%%

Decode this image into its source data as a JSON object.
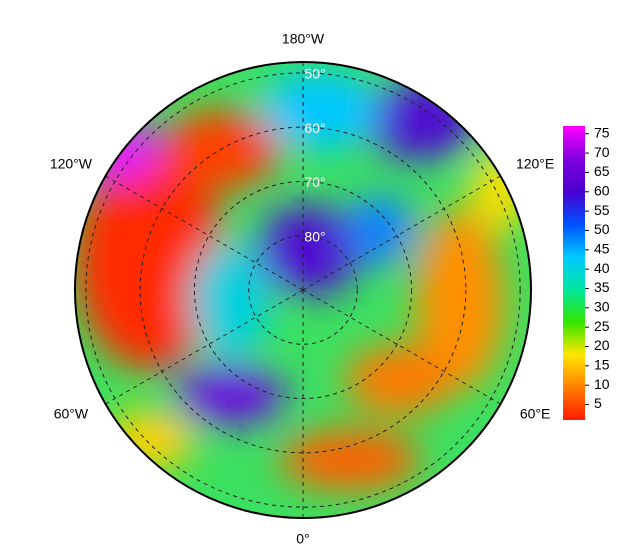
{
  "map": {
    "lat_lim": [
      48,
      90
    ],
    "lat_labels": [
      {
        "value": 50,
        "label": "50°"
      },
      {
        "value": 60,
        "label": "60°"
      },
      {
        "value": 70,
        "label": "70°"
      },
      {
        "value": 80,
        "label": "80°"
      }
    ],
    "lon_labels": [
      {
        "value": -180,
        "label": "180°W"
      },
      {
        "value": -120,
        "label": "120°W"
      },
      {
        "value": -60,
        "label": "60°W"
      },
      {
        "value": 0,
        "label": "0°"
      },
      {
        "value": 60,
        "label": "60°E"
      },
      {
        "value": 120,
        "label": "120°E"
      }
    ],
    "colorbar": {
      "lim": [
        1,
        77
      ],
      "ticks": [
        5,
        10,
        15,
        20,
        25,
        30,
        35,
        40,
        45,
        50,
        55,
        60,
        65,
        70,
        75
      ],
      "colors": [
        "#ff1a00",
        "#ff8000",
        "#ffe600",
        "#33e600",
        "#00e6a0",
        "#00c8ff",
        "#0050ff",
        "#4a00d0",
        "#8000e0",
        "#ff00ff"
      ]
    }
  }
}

%%
%%

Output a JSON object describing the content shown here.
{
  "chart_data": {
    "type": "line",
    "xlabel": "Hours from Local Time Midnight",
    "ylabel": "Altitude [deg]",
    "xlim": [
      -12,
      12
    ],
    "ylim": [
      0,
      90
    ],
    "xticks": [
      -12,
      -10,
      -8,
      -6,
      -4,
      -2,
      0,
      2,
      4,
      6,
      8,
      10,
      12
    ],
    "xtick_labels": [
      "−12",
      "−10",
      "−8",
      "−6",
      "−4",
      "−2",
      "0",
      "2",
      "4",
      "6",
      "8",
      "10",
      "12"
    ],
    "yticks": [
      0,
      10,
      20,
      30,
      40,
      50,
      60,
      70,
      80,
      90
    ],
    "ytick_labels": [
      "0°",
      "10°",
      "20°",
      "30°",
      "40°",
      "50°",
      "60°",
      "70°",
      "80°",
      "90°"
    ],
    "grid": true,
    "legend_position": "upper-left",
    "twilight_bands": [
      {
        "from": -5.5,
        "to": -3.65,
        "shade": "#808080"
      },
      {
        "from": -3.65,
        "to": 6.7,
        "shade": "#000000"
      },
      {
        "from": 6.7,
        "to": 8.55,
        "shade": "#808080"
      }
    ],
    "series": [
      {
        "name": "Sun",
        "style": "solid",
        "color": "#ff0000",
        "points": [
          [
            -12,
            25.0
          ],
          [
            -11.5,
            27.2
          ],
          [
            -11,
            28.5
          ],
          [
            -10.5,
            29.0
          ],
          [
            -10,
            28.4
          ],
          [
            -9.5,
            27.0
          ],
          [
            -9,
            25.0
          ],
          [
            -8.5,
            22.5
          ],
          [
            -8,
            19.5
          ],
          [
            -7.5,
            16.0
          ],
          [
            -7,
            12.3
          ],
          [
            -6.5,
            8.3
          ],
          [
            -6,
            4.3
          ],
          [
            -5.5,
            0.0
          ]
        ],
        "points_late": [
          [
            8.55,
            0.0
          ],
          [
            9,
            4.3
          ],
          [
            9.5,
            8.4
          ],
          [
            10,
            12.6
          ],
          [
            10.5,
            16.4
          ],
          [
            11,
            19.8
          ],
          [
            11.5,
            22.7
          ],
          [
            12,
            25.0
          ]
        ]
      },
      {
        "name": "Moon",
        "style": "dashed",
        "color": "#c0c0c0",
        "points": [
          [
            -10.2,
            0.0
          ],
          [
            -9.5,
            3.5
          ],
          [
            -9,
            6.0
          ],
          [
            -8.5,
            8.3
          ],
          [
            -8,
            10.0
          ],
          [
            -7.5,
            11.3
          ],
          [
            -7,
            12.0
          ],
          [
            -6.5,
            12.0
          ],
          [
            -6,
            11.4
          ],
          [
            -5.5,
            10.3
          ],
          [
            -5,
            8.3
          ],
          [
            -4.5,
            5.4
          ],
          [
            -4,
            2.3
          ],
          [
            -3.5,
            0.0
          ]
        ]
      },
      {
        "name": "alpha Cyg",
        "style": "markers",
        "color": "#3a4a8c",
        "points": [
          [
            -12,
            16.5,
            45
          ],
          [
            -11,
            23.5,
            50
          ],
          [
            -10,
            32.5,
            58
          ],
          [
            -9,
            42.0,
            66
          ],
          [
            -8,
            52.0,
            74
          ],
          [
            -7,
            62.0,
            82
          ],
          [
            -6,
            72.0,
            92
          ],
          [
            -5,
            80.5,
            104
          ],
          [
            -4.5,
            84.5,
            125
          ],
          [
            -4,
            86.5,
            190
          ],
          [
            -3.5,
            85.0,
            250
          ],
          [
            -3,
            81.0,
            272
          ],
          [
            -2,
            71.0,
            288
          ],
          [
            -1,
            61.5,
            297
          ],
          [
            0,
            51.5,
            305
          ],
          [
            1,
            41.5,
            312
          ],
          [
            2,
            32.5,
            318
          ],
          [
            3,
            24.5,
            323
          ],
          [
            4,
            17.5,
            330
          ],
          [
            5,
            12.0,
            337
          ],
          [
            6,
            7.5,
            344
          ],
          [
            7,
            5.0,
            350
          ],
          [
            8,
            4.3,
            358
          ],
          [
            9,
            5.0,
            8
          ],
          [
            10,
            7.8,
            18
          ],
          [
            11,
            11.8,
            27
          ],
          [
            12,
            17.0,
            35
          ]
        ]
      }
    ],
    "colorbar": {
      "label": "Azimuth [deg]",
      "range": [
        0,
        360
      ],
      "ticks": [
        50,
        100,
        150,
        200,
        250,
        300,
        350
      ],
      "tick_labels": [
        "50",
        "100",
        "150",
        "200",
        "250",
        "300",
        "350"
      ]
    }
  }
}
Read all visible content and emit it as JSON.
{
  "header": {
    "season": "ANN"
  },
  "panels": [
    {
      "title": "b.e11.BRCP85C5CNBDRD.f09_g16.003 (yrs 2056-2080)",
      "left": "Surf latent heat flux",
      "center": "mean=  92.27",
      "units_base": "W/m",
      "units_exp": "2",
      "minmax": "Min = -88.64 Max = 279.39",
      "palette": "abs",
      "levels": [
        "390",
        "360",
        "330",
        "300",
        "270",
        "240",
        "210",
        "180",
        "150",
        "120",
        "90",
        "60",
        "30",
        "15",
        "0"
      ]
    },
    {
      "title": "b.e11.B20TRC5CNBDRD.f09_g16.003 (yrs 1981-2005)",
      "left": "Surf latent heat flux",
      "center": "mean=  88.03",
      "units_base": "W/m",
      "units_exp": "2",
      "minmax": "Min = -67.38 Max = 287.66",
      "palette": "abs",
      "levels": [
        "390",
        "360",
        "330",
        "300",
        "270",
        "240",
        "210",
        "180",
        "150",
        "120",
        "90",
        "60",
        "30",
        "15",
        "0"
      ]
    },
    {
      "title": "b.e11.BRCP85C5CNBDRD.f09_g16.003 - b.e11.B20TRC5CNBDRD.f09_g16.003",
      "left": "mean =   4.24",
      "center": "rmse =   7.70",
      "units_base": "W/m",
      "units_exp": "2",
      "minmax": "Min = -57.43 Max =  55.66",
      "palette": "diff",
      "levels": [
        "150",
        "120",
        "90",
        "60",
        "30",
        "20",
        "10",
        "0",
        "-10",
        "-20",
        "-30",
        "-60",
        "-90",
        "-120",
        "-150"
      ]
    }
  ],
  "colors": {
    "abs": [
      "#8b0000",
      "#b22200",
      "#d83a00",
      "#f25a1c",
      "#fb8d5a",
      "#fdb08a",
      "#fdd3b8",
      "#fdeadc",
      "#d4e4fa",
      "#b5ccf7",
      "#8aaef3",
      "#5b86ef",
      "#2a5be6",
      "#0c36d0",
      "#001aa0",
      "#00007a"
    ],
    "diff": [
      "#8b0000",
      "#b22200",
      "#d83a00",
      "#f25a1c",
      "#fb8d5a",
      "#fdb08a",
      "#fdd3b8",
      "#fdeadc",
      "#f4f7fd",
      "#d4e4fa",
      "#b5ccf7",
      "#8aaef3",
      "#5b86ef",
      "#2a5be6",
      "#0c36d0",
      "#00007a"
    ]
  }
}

%%

▸ **Instructions for the task**
Of all the lines in the listing above, how many include "JSON"? Write only the number.

▸ **The completed task**
3